Scientists from the University of Vermont, Harvard University’s Wyss Institute for Biologically Inspired Engineering, and Tufts University have designed a new form of life: a Xenobot. Xenobots fall somewhere between robot and living organism because of their unique ability to self-replicate.

Xenobots were designed in 2020 on a supercomputer at the University of Vermont. The Xenobots were then assembled and tested by dumbfounded biologists at Tufts University. The robots were made up of thousands of skin cells from the embryo of a frog, specifically the African clawed frog Xenopus laevis, which gave the bots their name. “Strictly speaking, these life-forms do not have sex organs — or stomachs, brains or nervous systems,” reports The New York Times. “The one under the microscope consisted of about 2,000 living skin cells taken from a frog embryo.”

To make the Xenobots, scientists extrapolated living stem cells from frog embryos. The cells were then left to incubate, therefore, there is no manipulation of genes. “Living machines called xenobots are blobs of frog stem cells that knit themselves together,” reports sciencenews.org. “Scientists have now found that the bots can self-replicate.” 

Since most people think robots are made of metals and steel, this type of robot is not necessarily what people would imagine a robot being. The Xenobots are small, skin colored creatures, similar to small, microscopic organisms, less than one millimeter wide.

When the robots were first brought to the public eye, scientists explained their abilities. According to CNN, “Xenobots could be used to clean up radioactive waste, collect microplastics in the oceans, carry medicine inside human bodies, or even travel into our arteries to scrape out plaque.”

“The xenobots can survive in aqueous environments without additional nutrients for days or weeks — making them suitable for internal drug delivery,” adds CNN. “Aside from these immediate practical tasks, the xenobots could also help researchers to learn more about cell biology — opening the doors to future advancement in human health and longevity.” 

To self-replicate, the Xenobots swim around and collect as many single cells as they can inside of their petri dish. Then, the bots, after finding hundreds of those tiny cells, keep them stored within their small opening or “mouth” shaped area. After completing those steps, the collected cells grow in just a few days, forming a brand new, functional Xenobot.  

With this new information about the Xenobots, scientists working on them think they can be useful for progress in regenerative medicine. Joshua Brown from the Wyss Institute at Harvard says, “If we knew how to tell collections of cells to do what we wanted them to do, ultimately, that’s regenerative medicine—that’s the solution to traumatic injury, birth defects, cancer, and aging,” according to longenvity.technology.

Brown continues to explain, “All of these different problems are here because we don’t know how to predict and control what groups of cells are going to build. Xenobots are a new platform for teaching us.”

Xenobots are going to be used for great strides in scientific research and will be used to improve the quality of life for people who have health issues. They may be compact, but they are able to perform challenging tasks that can help humans as well as the environment. 

Not only can they perform different tasks, but if they are hurt or injured in some way, they can biologically repair themselves in under 10 minutes. After they are healed, they continue to do their job. Although this is such a unique form of life, the Xenobots have a short lifespan, of only seven to 10 days.

Many people don’t like the idea of robots and may even be afraid of them and what they mean for the future of our planet; however, technology is a continually developing and growing field and can be very beneficial in helping with daunting tasks as well as healthcare discoveries. New technological advances can help humans and other species for years to come.

__REQUIRED ACTION 1__
For each statement about the Xenobot article, answer yes or no depending on whether it agrees with the text, and quote the deciding words exactly. (a) Xenobots were designed on a supercomputer at Tufts University. (b) An injured Xenobot can biologically repair itself in under 10 minutes. (c) Xenobots live for several months.
__REQUIRED ACTION 2__
Reproduce the passage of the Xenobot article word for word, starting with "With this new" and going on through "according to longenvity.technology.".

Page segmentation data:
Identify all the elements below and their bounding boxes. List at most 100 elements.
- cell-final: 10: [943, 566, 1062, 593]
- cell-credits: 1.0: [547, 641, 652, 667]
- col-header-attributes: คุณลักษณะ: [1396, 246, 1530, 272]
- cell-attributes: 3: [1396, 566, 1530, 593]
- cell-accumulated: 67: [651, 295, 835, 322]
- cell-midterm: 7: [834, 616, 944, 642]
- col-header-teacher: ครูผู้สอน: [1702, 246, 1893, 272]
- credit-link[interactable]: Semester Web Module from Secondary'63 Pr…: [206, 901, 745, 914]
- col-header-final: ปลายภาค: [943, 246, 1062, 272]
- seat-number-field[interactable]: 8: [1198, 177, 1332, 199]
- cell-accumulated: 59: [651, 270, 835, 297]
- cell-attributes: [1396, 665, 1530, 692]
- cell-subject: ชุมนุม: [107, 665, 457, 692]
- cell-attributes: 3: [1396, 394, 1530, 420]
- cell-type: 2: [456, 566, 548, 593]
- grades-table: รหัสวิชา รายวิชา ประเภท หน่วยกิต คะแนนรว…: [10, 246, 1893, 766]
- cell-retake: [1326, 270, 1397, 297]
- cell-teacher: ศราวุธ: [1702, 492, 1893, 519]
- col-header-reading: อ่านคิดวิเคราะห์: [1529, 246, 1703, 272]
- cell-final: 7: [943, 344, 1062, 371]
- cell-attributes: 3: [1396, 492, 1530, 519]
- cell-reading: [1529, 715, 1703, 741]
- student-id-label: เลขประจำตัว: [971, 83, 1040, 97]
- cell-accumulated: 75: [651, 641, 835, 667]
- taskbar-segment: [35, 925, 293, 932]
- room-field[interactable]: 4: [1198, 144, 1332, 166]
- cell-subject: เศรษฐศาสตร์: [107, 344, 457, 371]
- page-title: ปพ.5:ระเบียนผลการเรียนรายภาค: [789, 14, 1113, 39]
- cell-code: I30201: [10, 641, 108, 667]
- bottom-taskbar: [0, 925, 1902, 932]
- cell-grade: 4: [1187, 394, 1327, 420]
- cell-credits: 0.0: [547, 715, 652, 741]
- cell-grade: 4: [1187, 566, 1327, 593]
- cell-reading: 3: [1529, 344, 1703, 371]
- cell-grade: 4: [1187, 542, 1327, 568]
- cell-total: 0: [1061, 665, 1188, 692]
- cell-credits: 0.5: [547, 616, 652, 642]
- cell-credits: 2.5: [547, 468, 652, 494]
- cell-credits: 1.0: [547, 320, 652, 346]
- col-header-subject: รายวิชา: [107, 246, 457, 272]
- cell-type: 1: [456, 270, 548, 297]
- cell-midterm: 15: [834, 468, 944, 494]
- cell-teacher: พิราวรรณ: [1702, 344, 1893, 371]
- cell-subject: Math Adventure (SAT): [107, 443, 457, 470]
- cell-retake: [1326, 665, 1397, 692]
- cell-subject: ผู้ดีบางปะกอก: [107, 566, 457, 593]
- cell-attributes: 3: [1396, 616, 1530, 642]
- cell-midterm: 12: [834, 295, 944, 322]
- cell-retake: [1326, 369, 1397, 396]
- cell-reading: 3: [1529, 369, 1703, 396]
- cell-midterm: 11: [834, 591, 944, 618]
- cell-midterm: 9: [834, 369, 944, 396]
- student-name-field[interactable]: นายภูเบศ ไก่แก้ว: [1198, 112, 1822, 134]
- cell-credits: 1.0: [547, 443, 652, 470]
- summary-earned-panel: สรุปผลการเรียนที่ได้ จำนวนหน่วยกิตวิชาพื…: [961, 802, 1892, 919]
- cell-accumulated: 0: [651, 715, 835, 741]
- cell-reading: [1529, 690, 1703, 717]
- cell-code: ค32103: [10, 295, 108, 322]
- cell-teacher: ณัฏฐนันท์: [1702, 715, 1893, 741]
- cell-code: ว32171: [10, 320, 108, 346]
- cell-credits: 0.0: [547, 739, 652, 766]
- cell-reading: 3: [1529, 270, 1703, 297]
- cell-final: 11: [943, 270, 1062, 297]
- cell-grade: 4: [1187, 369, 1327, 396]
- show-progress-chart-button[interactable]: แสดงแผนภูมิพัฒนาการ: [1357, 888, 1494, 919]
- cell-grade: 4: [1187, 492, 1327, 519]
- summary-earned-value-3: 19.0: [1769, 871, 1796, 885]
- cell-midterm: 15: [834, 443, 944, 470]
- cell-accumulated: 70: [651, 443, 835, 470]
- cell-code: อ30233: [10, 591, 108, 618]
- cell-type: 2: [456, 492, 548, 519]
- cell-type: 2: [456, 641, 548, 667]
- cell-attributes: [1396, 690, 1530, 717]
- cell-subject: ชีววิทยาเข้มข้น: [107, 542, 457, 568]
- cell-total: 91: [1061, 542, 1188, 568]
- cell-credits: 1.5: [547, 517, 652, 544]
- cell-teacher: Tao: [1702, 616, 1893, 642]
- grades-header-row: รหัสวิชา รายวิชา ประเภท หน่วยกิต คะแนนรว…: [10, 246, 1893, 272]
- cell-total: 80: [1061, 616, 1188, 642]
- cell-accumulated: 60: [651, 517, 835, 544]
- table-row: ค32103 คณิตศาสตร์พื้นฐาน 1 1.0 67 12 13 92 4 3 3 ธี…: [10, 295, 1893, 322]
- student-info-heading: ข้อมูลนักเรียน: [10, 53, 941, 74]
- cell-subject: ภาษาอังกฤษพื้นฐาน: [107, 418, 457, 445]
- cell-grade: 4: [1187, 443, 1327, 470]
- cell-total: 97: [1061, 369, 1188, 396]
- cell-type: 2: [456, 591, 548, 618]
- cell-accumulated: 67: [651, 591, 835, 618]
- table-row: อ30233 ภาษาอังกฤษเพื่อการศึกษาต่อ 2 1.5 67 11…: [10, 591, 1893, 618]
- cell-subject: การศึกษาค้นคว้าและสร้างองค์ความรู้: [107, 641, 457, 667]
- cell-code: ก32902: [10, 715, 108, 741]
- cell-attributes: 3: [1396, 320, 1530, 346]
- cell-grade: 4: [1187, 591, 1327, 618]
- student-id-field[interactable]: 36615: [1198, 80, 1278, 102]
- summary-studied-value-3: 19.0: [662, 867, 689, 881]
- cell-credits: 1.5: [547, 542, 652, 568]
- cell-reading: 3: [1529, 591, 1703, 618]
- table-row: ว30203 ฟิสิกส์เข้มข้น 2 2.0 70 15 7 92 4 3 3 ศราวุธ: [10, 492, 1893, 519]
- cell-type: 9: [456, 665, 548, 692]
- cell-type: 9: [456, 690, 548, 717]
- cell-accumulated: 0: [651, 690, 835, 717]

__YOUR RESPONSE 1__
(a) No: "Xenobots were designed in 2020 on a supercomputer at the University of Vermont."
(b) Yes: "if they are hurt or injured in some way, they can biologically repair themselves in under 10 minutes."
(c) No: "the Xenobots have a short lifespan, of only seven to 10 days."

__YOUR RESPONSE 2__
With this new information about the Xenobots, scientists working on them think they can be useful for progress in regenerative medicine. Joshua Brown from the Wyss Institute at Harvard says, “If we knew how to tell collections of cells to do what we wanted them to do, ultimately, that’s regenerative medicine—that’s the solution to traumatic injury, birth defects, cancer, and aging,” according to longenvity.technology.